### Dataset excerpt
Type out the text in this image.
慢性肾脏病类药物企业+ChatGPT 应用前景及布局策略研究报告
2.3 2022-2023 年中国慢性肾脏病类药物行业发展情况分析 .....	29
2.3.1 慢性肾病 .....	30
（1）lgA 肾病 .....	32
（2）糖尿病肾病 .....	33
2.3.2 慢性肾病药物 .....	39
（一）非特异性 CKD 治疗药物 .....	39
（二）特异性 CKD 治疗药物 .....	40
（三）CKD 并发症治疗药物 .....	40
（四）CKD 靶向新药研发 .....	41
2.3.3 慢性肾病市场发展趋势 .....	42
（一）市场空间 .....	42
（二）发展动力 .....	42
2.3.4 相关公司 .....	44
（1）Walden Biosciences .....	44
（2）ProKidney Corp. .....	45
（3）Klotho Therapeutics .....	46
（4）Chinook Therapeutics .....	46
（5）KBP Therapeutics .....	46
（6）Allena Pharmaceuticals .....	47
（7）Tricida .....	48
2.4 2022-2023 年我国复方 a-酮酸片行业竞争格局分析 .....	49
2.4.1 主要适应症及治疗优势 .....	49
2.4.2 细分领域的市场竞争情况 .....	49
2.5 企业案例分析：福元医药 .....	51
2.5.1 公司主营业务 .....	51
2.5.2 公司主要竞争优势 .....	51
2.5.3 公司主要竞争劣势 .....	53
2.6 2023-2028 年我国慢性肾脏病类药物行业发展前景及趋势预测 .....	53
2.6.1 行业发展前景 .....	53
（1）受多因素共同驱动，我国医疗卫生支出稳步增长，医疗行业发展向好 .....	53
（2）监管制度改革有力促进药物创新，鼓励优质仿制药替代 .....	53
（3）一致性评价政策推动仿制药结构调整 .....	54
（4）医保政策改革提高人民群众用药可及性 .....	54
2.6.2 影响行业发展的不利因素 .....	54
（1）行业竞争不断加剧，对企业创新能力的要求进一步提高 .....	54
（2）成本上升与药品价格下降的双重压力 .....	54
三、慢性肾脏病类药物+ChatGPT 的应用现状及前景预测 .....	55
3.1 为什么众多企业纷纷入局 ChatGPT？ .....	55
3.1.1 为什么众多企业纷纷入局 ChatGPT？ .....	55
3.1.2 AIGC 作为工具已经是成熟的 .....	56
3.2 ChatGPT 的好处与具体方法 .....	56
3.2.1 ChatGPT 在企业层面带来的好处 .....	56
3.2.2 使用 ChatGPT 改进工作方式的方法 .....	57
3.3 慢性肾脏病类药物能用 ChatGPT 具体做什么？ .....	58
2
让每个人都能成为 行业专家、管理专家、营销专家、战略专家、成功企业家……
* * *
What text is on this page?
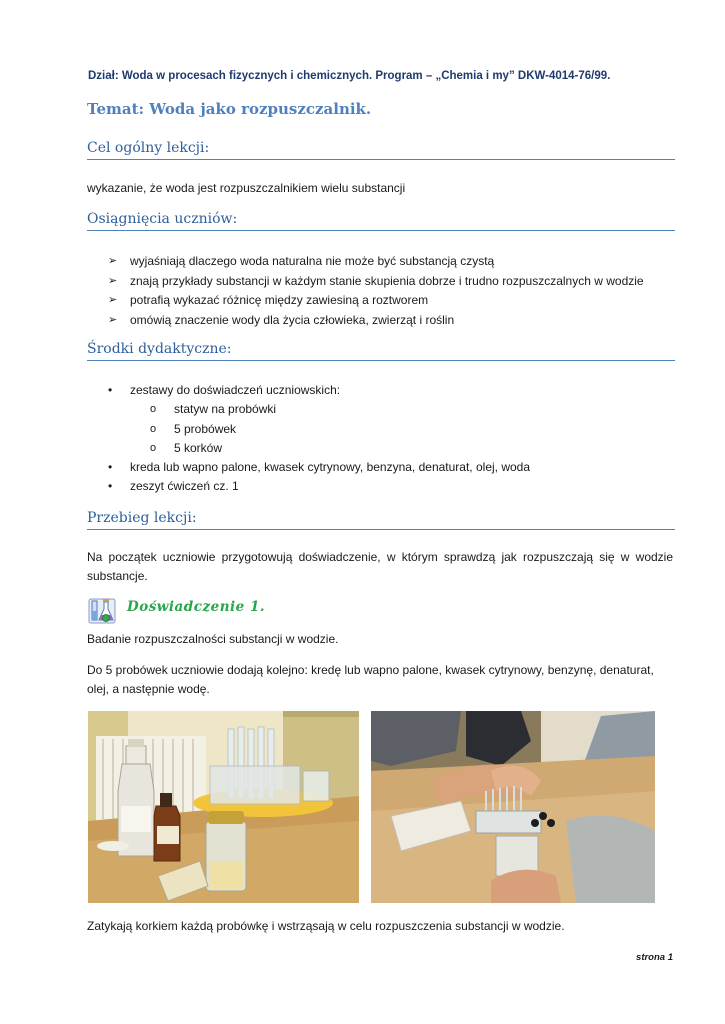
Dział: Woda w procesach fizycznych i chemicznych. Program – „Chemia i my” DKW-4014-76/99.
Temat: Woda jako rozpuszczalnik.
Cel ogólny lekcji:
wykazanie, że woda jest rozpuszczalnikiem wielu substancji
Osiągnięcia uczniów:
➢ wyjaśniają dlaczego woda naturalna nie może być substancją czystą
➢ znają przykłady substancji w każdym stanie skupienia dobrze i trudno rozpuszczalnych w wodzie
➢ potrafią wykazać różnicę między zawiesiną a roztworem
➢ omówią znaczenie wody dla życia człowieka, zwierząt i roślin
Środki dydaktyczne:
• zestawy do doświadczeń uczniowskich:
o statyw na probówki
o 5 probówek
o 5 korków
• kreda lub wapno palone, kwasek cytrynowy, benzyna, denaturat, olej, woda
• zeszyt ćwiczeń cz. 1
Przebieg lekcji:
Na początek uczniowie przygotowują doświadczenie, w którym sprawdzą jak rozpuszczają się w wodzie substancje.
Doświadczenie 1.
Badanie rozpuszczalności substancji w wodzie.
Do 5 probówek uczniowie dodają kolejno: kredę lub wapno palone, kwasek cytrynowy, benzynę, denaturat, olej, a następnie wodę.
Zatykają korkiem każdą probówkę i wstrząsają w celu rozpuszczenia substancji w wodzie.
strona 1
...
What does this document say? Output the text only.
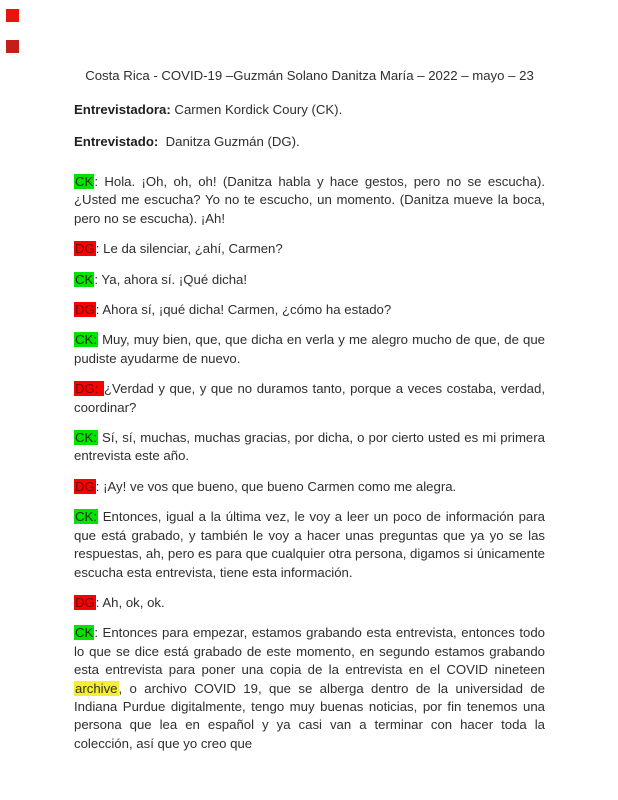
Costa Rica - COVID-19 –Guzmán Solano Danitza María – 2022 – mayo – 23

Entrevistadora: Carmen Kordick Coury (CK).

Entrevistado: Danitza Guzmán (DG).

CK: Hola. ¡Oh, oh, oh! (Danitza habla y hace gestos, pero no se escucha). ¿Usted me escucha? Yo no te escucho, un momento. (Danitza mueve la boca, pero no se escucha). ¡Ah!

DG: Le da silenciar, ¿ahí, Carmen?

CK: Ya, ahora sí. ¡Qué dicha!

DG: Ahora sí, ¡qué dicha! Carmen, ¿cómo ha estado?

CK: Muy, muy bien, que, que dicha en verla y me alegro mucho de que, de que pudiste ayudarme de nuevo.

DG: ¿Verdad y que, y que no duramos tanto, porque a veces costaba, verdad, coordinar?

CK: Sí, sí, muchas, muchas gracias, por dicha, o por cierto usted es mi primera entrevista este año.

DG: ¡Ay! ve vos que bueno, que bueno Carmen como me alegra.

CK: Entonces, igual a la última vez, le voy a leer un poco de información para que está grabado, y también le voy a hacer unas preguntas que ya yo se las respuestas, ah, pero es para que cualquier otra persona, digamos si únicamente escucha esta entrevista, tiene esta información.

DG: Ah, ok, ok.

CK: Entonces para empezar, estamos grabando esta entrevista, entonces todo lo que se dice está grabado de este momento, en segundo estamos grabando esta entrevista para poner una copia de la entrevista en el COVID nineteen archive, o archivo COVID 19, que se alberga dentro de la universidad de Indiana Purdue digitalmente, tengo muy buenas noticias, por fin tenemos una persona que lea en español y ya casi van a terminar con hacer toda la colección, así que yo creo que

### WHAT THIS TASK INVOLVES
Lines holding the word "olej" in the entries above are the ones to pull out. Copy them all.

### TASK OUTPUT
• kreda lub wapno palone, kwasek cytrynowy, benzyna, denaturat, olej, woda
Do 5 probówek uczniowie dodają kolejno: kredę lub wapno palone, kwasek cytrynowy, benzynę, denaturat, olej, a następnie wodę.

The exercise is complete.